- [Set exercise]: Only the pictures stay out; every record is to be quoted exactly.

-- BEGIN --

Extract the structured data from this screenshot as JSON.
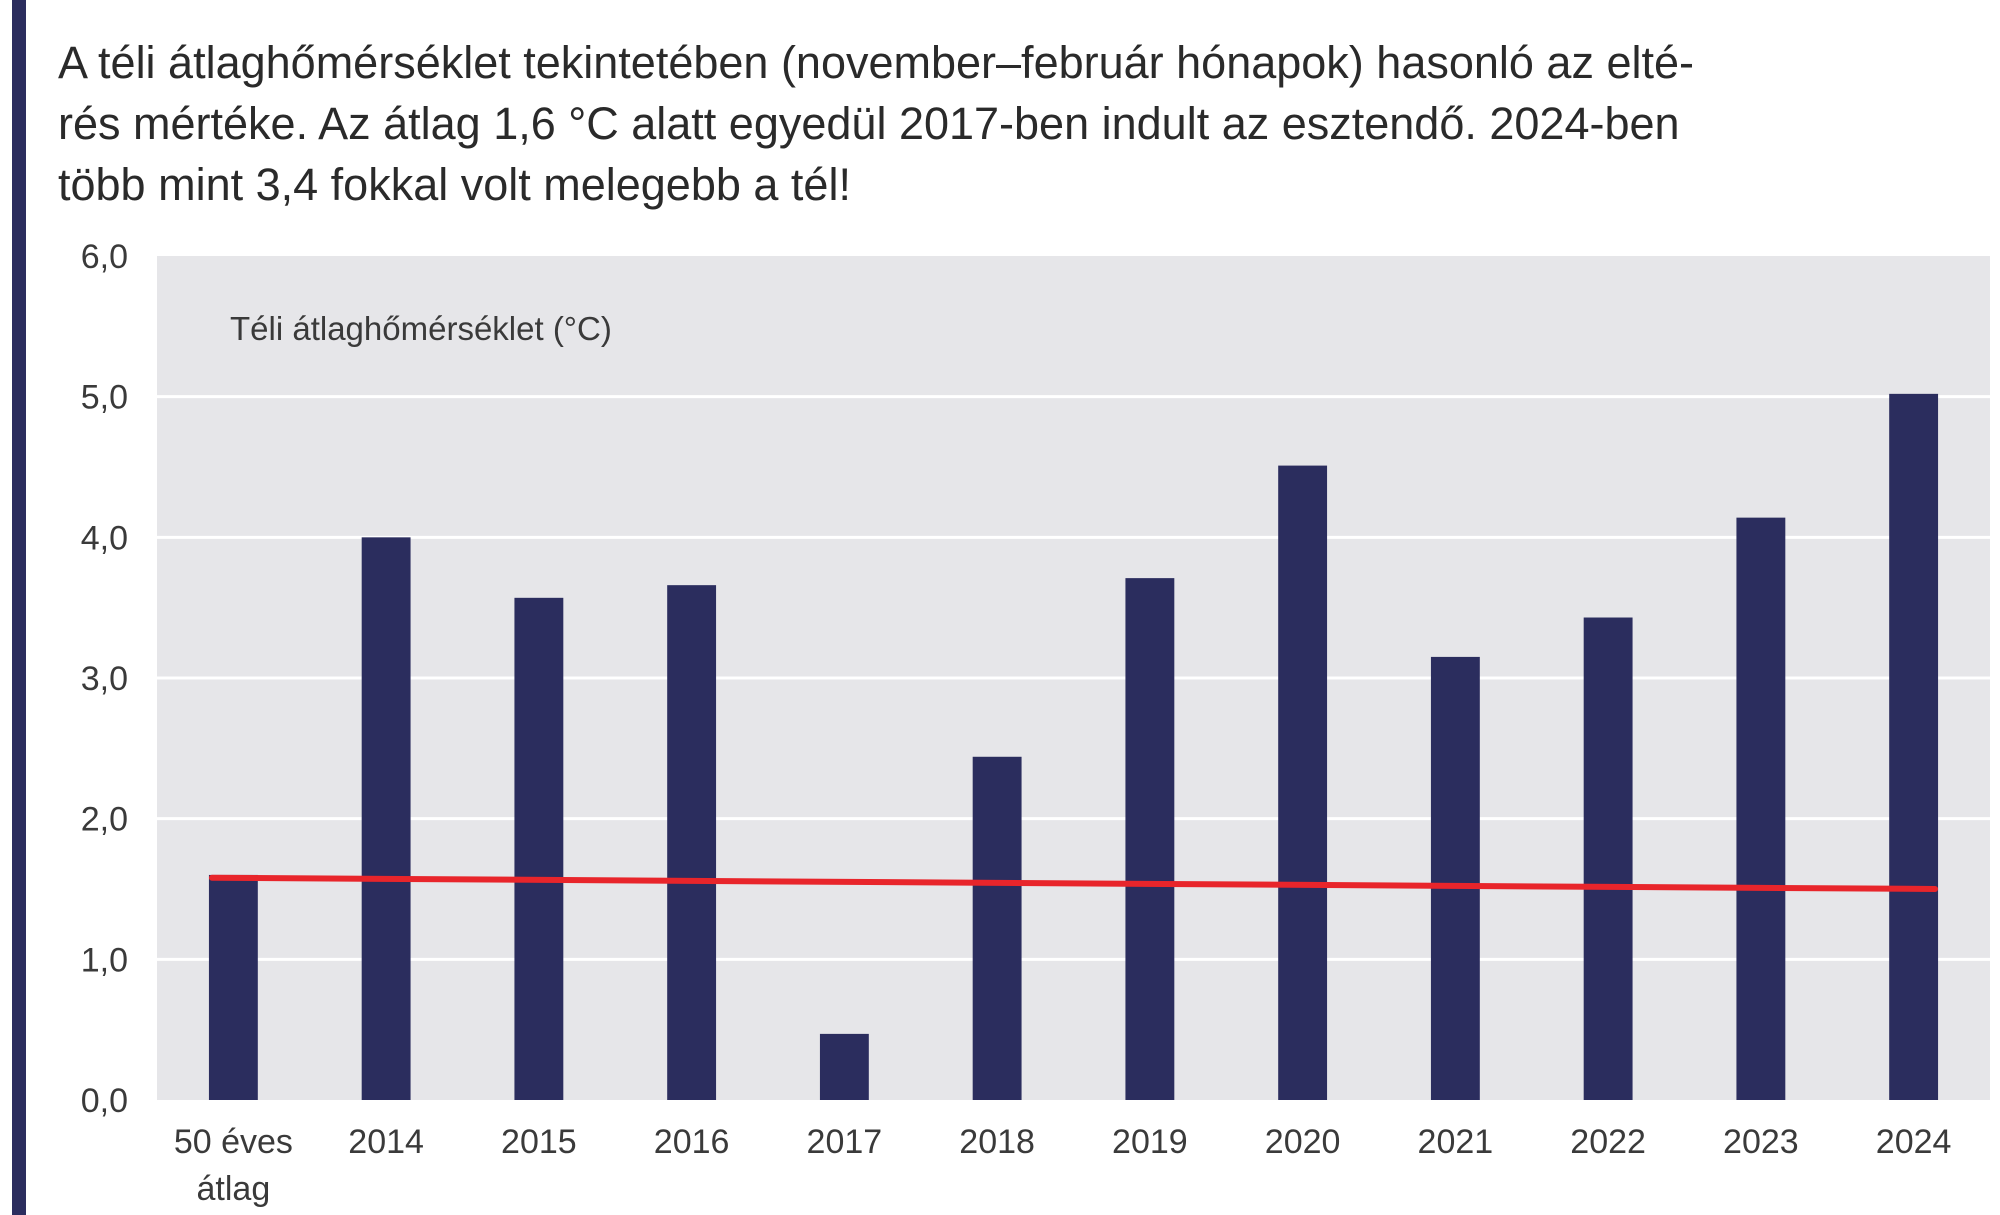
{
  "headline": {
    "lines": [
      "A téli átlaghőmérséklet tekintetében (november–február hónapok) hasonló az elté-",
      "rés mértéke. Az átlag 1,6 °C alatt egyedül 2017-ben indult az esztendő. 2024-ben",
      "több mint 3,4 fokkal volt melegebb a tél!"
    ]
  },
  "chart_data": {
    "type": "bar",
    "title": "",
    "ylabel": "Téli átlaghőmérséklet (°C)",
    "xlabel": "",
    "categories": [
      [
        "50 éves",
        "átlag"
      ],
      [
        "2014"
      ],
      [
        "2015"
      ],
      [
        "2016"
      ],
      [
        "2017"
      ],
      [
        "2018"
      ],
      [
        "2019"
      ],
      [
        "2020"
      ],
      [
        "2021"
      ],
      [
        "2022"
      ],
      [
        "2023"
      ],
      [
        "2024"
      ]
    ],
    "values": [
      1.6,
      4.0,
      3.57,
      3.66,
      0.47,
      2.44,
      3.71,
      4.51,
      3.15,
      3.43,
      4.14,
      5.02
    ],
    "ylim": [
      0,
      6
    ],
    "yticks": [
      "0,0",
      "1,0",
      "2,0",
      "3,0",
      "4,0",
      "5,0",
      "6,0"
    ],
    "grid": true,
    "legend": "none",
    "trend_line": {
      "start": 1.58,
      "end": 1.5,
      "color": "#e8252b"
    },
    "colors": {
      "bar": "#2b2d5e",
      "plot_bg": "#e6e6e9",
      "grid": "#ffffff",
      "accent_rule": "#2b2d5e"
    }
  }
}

-- END --

- [Result]:
Extract the structured data from this screenshot as JSON.
{
  "headline": {
    "lines": [
      "A téli átlaghőmérséklet tekintetében (november–február hónapok) hasonló az elté-",
      "rés mértéke. Az átlag 1,6 °C alatt egyedül 2017-ben indult az esztendő. 2024-ben",
      "több mint 3,4 fokkal volt melegebb a tél!"
    ]
  },
  "chart_data": {
    "type": "bar",
    "title": "",
    "ylabel": "Téli átlaghőmérséklet (°C)",
    "xlabel": "",
    "categories": [
      [
        "50 éves",
        "átlag"
      ],
      [
        "2014"
      ],
      [
        "2015"
      ],
      [
        "2016"
      ],
      [
        "2017"
      ],
      [
        "2018"
      ],
      [
        "2019"
      ],
      [
        "2020"
      ],
      [
        "2021"
      ],
      [
        "2022"
      ],
      [
        "2023"
      ],
      [
        "2024"
      ]
    ],
    "values": [
      1.6,
      4.0,
      3.57,
      3.66,
      0.47,
      2.44,
      3.71,
      4.51,
      3.15,
      3.43,
      4.14,
      5.02
    ],
    "ylim": [
      0,
      6
    ],
    "yticks": [
      "0,0",
      "1,0",
      "2,0",
      "3,0",
      "4,0",
      "5,0",
      "6,0"
    ],
    "grid": true,
    "legend": "none",
    "trend_line": {
      "start": 1.58,
      "end": 1.5,
      "color": "#e8252b"
    },
    "colors": {
      "bar": "#2b2d5e",
      "plot_bg": "#e6e6e9",
      "grid": "#ffffff",
      "accent_rule": "#2b2d5e"
    }
  }
}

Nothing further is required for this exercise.